» REQUIRED TASK
Word for word, print each line of the listing below; pictures stay out.

» RECORDS TO PROCESS
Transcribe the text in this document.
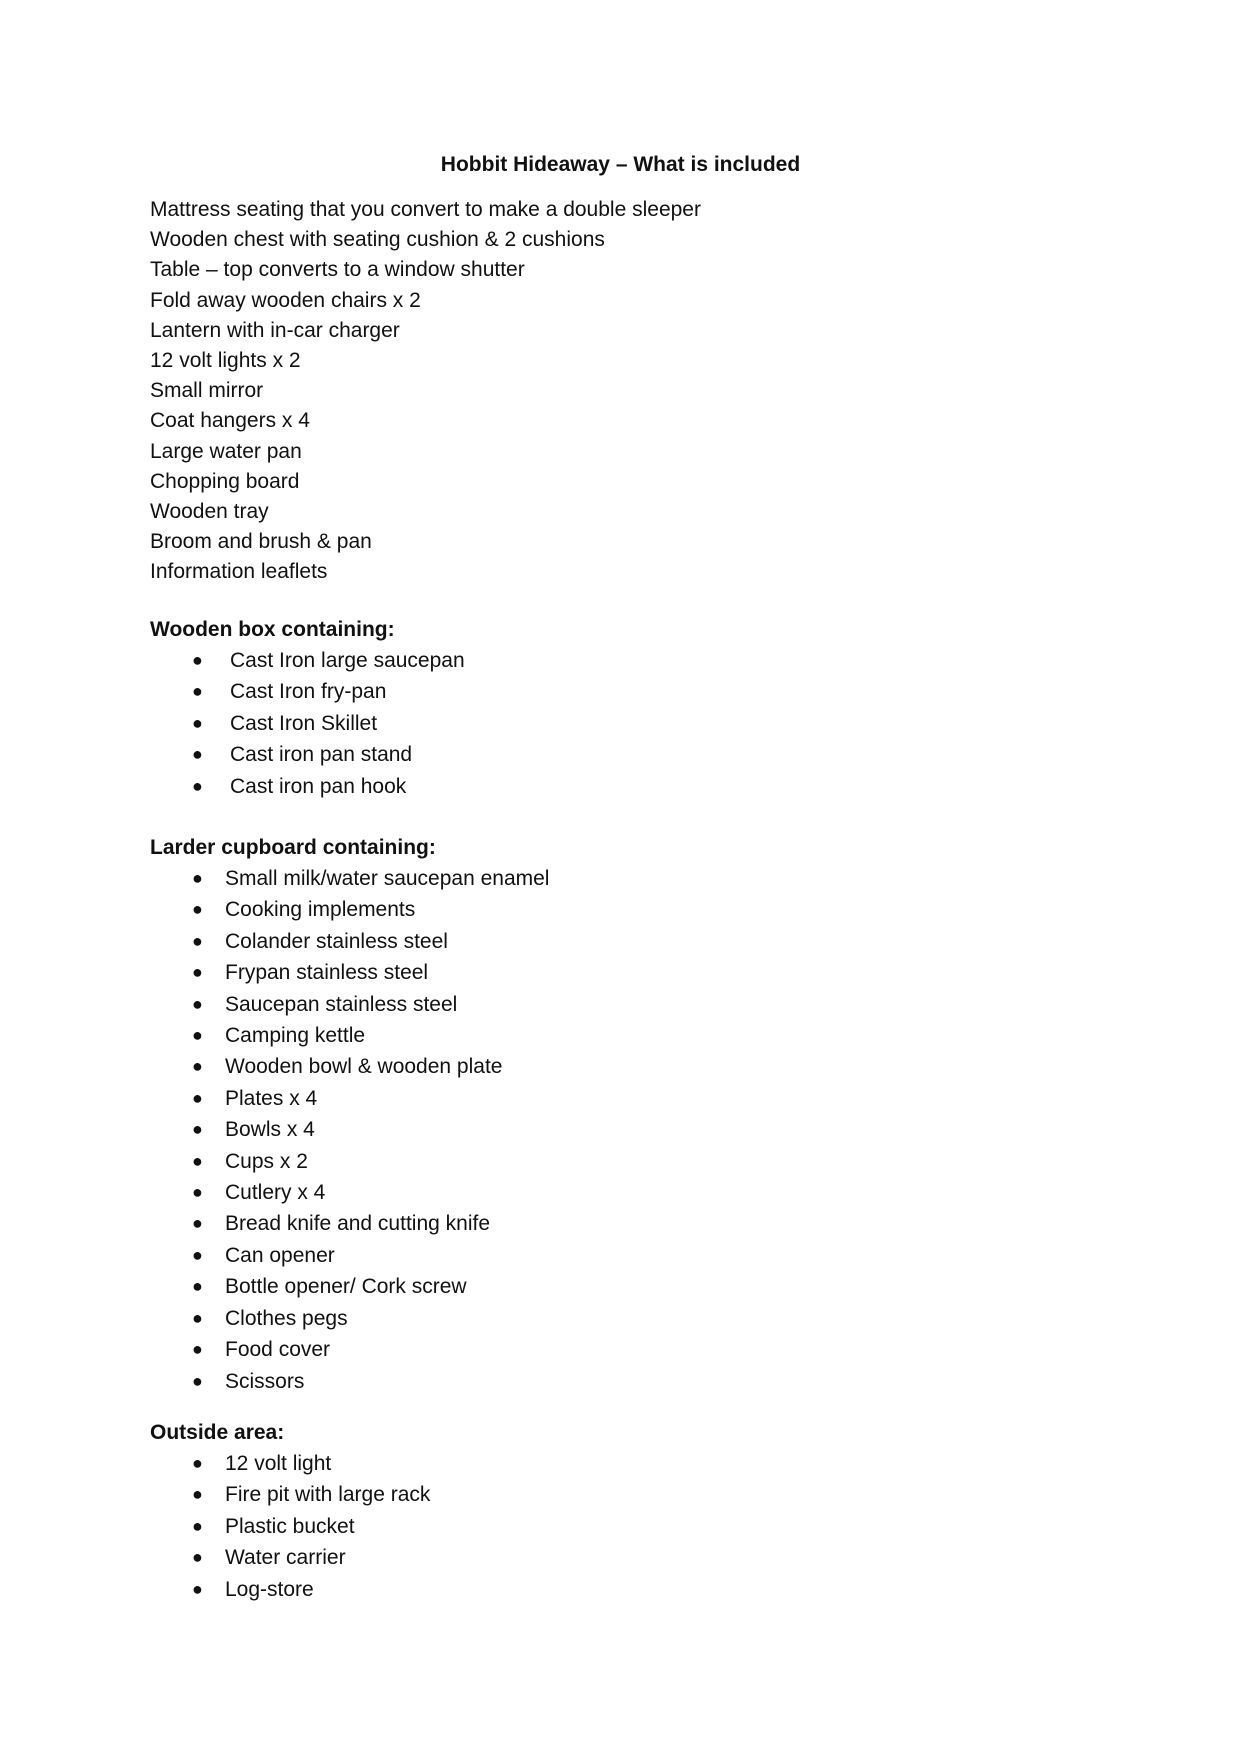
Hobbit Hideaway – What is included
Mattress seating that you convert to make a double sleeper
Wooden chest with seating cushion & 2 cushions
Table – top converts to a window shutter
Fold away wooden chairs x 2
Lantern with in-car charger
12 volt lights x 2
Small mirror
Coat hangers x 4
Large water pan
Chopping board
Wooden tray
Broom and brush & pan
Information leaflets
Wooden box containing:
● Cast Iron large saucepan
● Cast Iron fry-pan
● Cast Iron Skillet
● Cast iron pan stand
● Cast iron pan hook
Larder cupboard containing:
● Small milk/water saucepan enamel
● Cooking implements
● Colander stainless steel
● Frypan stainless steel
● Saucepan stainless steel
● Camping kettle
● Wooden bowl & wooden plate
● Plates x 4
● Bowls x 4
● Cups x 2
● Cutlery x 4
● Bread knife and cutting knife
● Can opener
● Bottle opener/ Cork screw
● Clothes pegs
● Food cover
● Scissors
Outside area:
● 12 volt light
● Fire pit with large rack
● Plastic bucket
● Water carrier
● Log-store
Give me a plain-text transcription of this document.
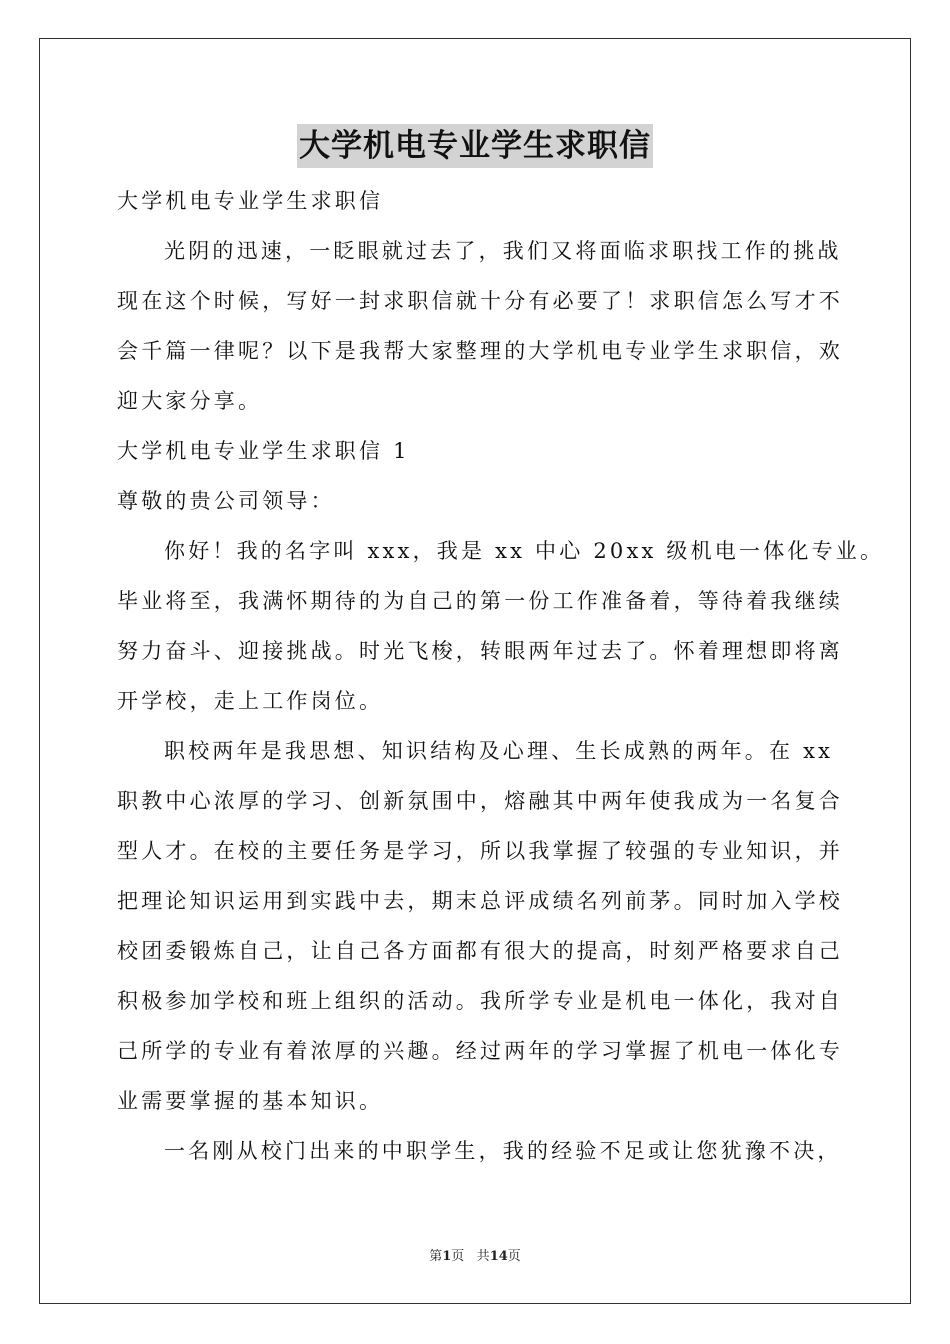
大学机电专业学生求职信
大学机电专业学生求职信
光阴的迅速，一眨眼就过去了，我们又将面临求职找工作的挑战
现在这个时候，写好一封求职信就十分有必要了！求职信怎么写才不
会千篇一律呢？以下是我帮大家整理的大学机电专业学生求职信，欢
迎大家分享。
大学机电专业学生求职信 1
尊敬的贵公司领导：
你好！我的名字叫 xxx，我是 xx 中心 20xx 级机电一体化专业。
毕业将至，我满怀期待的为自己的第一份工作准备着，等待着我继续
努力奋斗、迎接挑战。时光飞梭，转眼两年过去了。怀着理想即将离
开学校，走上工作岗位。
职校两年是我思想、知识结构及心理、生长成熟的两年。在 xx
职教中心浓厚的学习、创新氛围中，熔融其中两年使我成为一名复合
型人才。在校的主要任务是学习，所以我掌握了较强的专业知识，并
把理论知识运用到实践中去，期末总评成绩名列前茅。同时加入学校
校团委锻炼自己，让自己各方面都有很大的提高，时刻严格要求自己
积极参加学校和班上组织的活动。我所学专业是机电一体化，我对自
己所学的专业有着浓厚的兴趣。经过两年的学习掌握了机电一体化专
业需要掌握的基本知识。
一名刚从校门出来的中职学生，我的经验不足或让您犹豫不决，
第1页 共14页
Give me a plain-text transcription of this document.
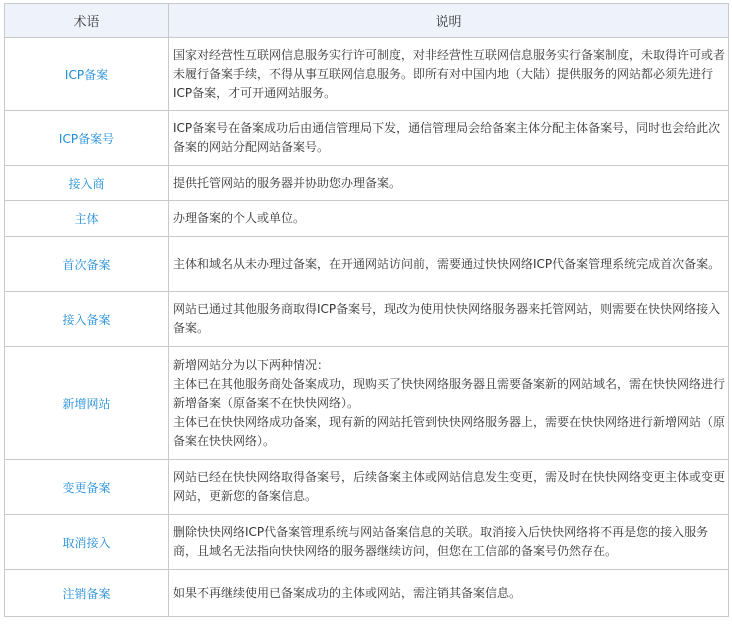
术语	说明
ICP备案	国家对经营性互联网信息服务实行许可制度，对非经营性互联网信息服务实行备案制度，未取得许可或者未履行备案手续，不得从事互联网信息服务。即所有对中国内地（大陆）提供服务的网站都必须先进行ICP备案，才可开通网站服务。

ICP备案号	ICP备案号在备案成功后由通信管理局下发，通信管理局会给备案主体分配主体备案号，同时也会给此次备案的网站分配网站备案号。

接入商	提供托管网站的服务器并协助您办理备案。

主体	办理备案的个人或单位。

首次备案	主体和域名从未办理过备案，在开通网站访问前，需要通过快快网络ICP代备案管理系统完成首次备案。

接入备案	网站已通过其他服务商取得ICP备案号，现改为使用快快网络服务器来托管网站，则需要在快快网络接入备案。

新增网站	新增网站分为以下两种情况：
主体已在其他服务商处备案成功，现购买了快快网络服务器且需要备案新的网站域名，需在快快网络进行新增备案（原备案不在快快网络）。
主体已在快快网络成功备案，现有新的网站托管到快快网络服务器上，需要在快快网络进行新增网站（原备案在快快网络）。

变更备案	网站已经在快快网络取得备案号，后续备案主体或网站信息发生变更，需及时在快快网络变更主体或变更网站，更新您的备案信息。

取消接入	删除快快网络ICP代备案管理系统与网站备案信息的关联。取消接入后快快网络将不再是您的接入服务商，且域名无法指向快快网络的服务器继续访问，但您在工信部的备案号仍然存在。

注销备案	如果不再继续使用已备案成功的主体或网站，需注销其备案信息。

» PROBLEM SOLUTION
Transcribe the text in this document.
Hobbit Hideaway – What is included
Mattress seating that you convert to make a double sleeper
Wooden chest with seating cushion & 2 cushions
Table – top converts to a window shutter
Fold away wooden chairs x 2
Lantern with in-car charger
12 volt lights x 2
Small mirror
Coat hangers x 4
Large water pan
Chopping board
Wooden tray
Broom and brush & pan
Information leaflets
Wooden box containing:
● Cast Iron large saucepan
● Cast Iron fry-pan
● Cast Iron Skillet
● Cast iron pan stand
● Cast iron pan hook
Larder cupboard containing:
● Small milk/water saucepan enamel
● Cooking implements
● Colander stainless steel
● Frypan stainless steel
● Saucepan stainless steel
● Camping kettle
● Wooden bowl & wooden plate
● Plates x 4
● Bowls x 4
● Cups x 2
● Cutlery x 4
● Bread knife and cutting knife
● Can opener
● Bottle opener/ Cork screw
● Clothes pegs
● Food cover
● Scissors
Outside area:
● 12 volt light
● Fire pit with large rack
● Plastic bucket
● Water carrier
● Log-store
Give me a plain-text transcription of this document.
大学机电专业学生求职信
大学机电专业学生求职信
光阴的迅速，一眨眼就过去了，我们又将面临求职找工作的挑战
现在这个时候，写好一封求职信就十分有必要了！求职信怎么写才不
会千篇一律呢？以下是我帮大家整理的大学机电专业学生求职信，欢
迎大家分享。
大学机电专业学生求职信 1
尊敬的贵公司领导：
你好！我的名字叫 xxx，我是 xx 中心 20xx 级机电一体化专业。
毕业将至，我满怀期待的为自己的第一份工作准备着，等待着我继续
努力奋斗、迎接挑战。时光飞梭，转眼两年过去了。怀着理想即将离
开学校，走上工作岗位。
职校两年是我思想、知识结构及心理、生长成熟的两年。在 xx
职教中心浓厚的学习、创新氛围中，熔融其中两年使我成为一名复合
型人才。在校的主要任务是学习，所以我掌握了较强的专业知识，并
把理论知识运用到实践中去，期末总评成绩名列前茅。同时加入学校
校团委锻炼自己，让自己各方面都有很大的提高，时刻严格要求自己
积极参加学校和班上组织的活动。我所学专业是机电一体化，我对自
己所学的专业有着浓厚的兴趣。经过两年的学习掌握了机电一体化专
业需要掌握的基本知识。
一名刚从校门出来的中职学生，我的经验不足或让您犹豫不决，
第1页 共14页
Give me a plain-text transcription of this document.
术语	说明
ICP备案	国家对经营性互联网信息服务实行许可制度，对非经营性互联网信息服务实行备案制度，未取得许可或者未履行备案手续，不得从事互联网信息服务。即所有对中国内地（大陆）提供服务的网站都必须先进行ICP备案，才可开通网站服务。

ICP备案号	ICP备案号在备案成功后由通信管理局下发，通信管理局会给备案主体分配主体备案号，同时也会给此次备案的网站分配网站备案号。

接入商	提供托管网站的服务器并协助您办理备案。

主体	办理备案的个人或单位。

首次备案	主体和域名从未办理过备案，在开通网站访问前，需要通过快快网络ICP代备案管理系统完成首次备案。

接入备案	网站已通过其他服务商取得ICP备案号，现改为使用快快网络服务器来托管网站，则需要在快快网络接入备案。

新增网站	新增网站分为以下两种情况：
主体已在其他服务商处备案成功，现购买了快快网络服务器且需要备案新的网站域名，需在快快网络进行新增备案（原备案不在快快网络）。
主体已在快快网络成功备案，现有新的网站托管到快快网络服务器上，需要在快快网络进行新增网站（原备案在快快网络）。

变更备案	网站已经在快快网络取得备案号，后续备案主体或网站信息发生变更，需及时在快快网络变更主体或变更网站，更新您的备案信息。

取消接入	删除快快网络ICP代备案管理系统与网站备案信息的关联。取消接入后快快网络将不再是您的接入服务商，且域名无法指向快快网络的服务器继续访问，但您在工信部的备案号仍然存在。

注销备案	如果不再继续使用已备案成功的主体或网站，需注销其备案信息。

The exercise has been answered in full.